Copy every line that mentions the word "олени".

+++

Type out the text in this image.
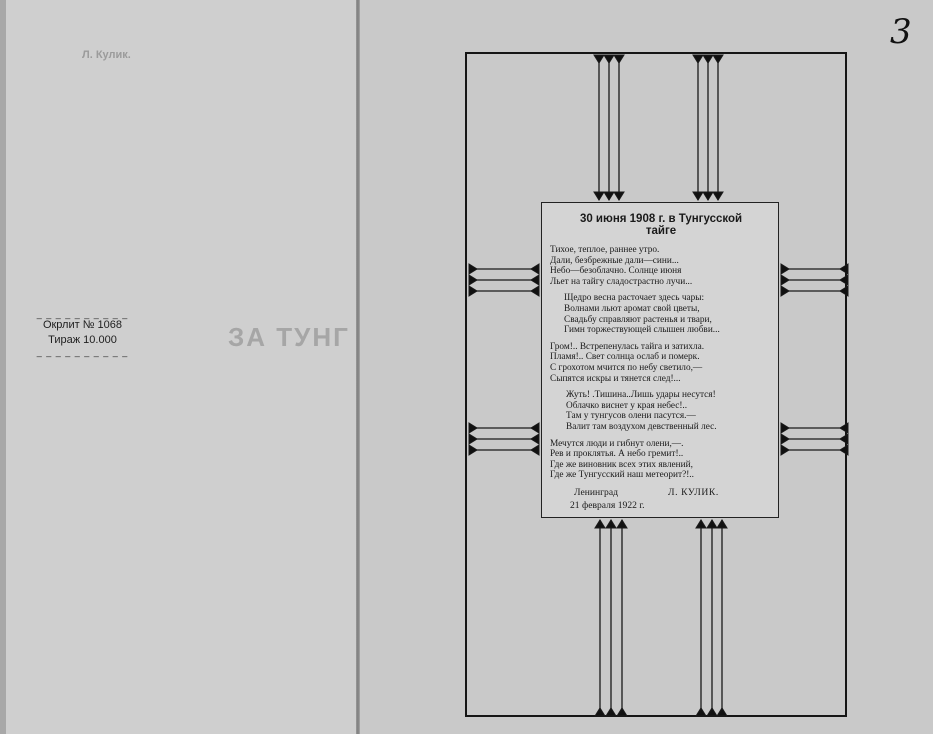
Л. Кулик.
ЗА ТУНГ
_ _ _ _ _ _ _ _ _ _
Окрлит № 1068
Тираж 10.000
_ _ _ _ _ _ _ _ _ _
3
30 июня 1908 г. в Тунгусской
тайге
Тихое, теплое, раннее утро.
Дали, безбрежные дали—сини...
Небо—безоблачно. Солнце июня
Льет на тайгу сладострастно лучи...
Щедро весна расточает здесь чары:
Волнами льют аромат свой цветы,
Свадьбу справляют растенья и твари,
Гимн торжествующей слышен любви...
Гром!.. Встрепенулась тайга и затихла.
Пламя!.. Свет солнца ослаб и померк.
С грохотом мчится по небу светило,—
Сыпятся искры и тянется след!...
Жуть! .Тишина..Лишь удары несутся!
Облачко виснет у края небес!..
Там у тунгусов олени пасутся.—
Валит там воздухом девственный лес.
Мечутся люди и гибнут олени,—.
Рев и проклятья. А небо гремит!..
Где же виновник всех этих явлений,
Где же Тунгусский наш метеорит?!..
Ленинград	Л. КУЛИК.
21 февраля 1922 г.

+++

[TASK OUTPUT]:
Там у тунгусов олени пасутся.—
Мечутся люди и гибнут олени,—.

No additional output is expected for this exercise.